## Your goal
Rename every "region-false-jeju" in the rows below to "region-false-island" and reproduce the rows with nothing else changed.

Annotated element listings
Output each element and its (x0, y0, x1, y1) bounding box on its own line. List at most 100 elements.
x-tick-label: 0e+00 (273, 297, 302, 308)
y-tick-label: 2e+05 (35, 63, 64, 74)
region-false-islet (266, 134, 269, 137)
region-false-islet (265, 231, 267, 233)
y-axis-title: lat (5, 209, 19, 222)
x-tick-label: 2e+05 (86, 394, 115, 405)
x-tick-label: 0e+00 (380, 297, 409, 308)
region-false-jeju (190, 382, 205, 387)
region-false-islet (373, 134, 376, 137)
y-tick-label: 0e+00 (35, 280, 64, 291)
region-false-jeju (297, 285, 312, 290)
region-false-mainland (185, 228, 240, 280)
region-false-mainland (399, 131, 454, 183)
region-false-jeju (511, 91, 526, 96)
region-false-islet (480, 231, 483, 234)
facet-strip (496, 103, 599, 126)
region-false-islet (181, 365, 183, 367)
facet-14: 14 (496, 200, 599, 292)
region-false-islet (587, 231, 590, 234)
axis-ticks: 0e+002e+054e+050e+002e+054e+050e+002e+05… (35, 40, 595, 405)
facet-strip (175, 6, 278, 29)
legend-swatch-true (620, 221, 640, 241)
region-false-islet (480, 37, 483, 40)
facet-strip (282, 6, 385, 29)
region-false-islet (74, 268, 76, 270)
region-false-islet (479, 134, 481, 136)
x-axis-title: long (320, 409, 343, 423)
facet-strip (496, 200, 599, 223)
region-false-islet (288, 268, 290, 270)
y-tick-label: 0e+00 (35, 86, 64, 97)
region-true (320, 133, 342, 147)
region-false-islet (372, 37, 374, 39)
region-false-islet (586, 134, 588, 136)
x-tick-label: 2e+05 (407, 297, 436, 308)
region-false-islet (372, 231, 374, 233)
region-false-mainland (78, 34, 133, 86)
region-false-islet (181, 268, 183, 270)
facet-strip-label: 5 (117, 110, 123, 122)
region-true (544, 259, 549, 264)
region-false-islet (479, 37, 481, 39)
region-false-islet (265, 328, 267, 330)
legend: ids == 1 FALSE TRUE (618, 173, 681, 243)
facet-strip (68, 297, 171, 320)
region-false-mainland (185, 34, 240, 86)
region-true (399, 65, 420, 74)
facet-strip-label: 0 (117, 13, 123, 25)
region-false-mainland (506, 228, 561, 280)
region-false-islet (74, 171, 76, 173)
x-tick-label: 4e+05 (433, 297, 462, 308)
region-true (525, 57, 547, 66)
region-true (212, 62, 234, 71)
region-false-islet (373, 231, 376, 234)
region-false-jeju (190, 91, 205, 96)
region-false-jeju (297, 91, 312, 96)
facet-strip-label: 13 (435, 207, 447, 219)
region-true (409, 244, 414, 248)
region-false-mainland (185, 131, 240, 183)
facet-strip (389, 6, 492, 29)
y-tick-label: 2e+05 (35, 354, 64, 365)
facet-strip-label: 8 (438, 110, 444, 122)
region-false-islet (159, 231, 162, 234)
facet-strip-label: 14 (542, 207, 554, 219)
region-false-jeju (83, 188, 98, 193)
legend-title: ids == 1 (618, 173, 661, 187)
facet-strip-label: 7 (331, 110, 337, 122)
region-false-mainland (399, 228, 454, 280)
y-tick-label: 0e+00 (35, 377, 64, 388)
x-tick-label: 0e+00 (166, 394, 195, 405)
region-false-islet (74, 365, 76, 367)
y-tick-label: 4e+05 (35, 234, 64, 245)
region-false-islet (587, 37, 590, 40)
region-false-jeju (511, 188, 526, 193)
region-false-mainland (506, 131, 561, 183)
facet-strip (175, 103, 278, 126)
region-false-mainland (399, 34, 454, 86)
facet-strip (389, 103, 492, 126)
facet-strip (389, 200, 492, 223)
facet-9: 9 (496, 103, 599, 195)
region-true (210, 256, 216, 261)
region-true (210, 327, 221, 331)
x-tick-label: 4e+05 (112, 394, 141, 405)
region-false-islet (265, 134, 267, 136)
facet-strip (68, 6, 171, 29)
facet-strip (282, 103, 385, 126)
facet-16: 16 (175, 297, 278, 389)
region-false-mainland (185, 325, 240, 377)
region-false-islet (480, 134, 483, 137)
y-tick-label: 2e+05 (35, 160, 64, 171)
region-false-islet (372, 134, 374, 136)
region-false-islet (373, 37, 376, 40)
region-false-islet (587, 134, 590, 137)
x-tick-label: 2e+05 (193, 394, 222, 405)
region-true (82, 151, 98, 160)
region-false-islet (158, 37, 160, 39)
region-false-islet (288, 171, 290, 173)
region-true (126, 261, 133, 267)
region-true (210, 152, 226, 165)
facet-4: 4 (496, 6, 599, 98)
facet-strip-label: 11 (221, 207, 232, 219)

## Written reply
Output each element and its (x0, y0, x1, y1) bounding box on its own line. List at most 100 elements.
x-tick-label: 0e+00 (273, 297, 302, 308)
y-tick-label: 2e+05 (35, 63, 64, 74)
region-false-islet (266, 134, 269, 137)
region-false-islet (265, 231, 267, 233)
y-axis-title: lat (5, 209, 19, 222)
x-tick-label: 2e+05 (86, 394, 115, 405)
x-tick-label: 0e+00 (380, 297, 409, 308)
region-false-island (190, 382, 205, 387)
region-false-islet (373, 134, 376, 137)
y-tick-label: 0e+00 (35, 280, 64, 291)
region-false-island (297, 285, 312, 290)
region-false-mainland (185, 228, 240, 280)
region-false-mainland (399, 131, 454, 183)
region-false-island (511, 91, 526, 96)
region-false-islet (480, 231, 483, 234)
facet-strip (496, 103, 599, 126)
region-false-islet (181, 365, 183, 367)
facet-14: 14 (496, 200, 599, 292)
region-false-islet (587, 231, 590, 234)
axis-ticks: 0e+002e+054e+050e+002e+054e+050e+002e+05… (35, 40, 595, 405)
facet-strip (175, 6, 278, 29)
legend-swatch-true (620, 221, 640, 241)
region-false-islet (480, 37, 483, 40)
facet-strip (282, 6, 385, 29)
region-false-islet (74, 268, 76, 270)
region-false-islet (479, 134, 481, 136)
x-axis-title: long (320, 409, 343, 423)
facet-strip (496, 200, 599, 223)
region-false-islet (288, 268, 290, 270)
y-tick-label: 0e+00 (35, 86, 64, 97)
region-true (320, 133, 342, 147)
region-false-islet (372, 37, 374, 39)
region-false-islet (586, 134, 588, 136)
x-tick-label: 2e+05 (407, 297, 436, 308)
region-false-islet (372, 231, 374, 233)
region-false-mainland (78, 34, 133, 86)
region-false-islet (181, 268, 183, 270)
facet-strip-label: 5 (117, 110, 123, 122)
region-true (544, 259, 549, 264)
region-false-islet (479, 37, 481, 39)
region-false-islet (265, 328, 267, 330)
legend: ids == 1 FALSE TRUE (618, 173, 681, 243)
facet-strip (68, 297, 171, 320)
region-false-mainland (185, 34, 240, 86)
region-true (399, 65, 420, 74)
facet-strip-label: 0 (117, 13, 123, 25)
region-false-mainland (506, 228, 561, 280)
region-false-islet (74, 171, 76, 173)
x-tick-label: 4e+05 (433, 297, 462, 308)
region-true (525, 57, 547, 66)
region-true (212, 62, 234, 71)
region-false-islet (373, 231, 376, 234)
region-false-island (190, 91, 205, 96)
region-false-island (297, 91, 312, 96)
facet-strip-label: 13 (435, 207, 447, 219)
region-true (409, 244, 414, 248)
region-false-mainland (185, 131, 240, 183)
facet-strip (389, 6, 492, 29)
y-tick-label: 2e+05 (35, 354, 64, 365)
facet-strip-label: 8 (438, 110, 444, 122)
region-false-islet (159, 231, 162, 234)
facet-strip-label: 14 (542, 207, 554, 219)
region-false-island (83, 188, 98, 193)
legend-title: ids == 1 (618, 173, 661, 187)
facet-strip-label: 7 (331, 110, 337, 122)
region-false-mainland (399, 228, 454, 280)
y-tick-label: 0e+00 (35, 377, 64, 388)
x-tick-label: 0e+00 (166, 394, 195, 405)
region-false-islet (74, 365, 76, 367)
y-tick-label: 4e+05 (35, 234, 64, 245)
region-false-islet (587, 37, 590, 40)
region-false-island (511, 188, 526, 193)
region-false-mainland (506, 131, 561, 183)
facet-strip (175, 103, 278, 126)
region-false-mainland (399, 34, 454, 86)
facet-strip (389, 103, 492, 126)
facet-strip (389, 200, 492, 223)
facet-9: 9 (496, 103, 599, 195)
region-true (210, 256, 216, 261)
region-true (210, 327, 221, 331)
x-tick-label: 4e+05 (112, 394, 141, 405)
region-false-islet (265, 134, 267, 136)
facet-strip (68, 6, 171, 29)
facet-strip (282, 103, 385, 126)
facet-16: 16 (175, 297, 278, 389)
region-false-mainland (185, 325, 240, 377)
region-false-islet (480, 134, 483, 137)
y-tick-label: 2e+05 (35, 160, 64, 171)
region-false-islet (372, 134, 374, 136)
region-false-islet (373, 37, 376, 40)
region-false-islet (587, 134, 590, 137)
x-tick-label: 2e+05 (193, 394, 222, 405)
region-true (82, 151, 98, 160)
region-false-islet (158, 37, 160, 39)
region-false-islet (288, 171, 290, 173)
region-true (126, 261, 133, 267)
region-true (210, 152, 226, 165)
facet-4: 4 (496, 6, 599, 98)
facet-strip-label: 11 (221, 207, 232, 219)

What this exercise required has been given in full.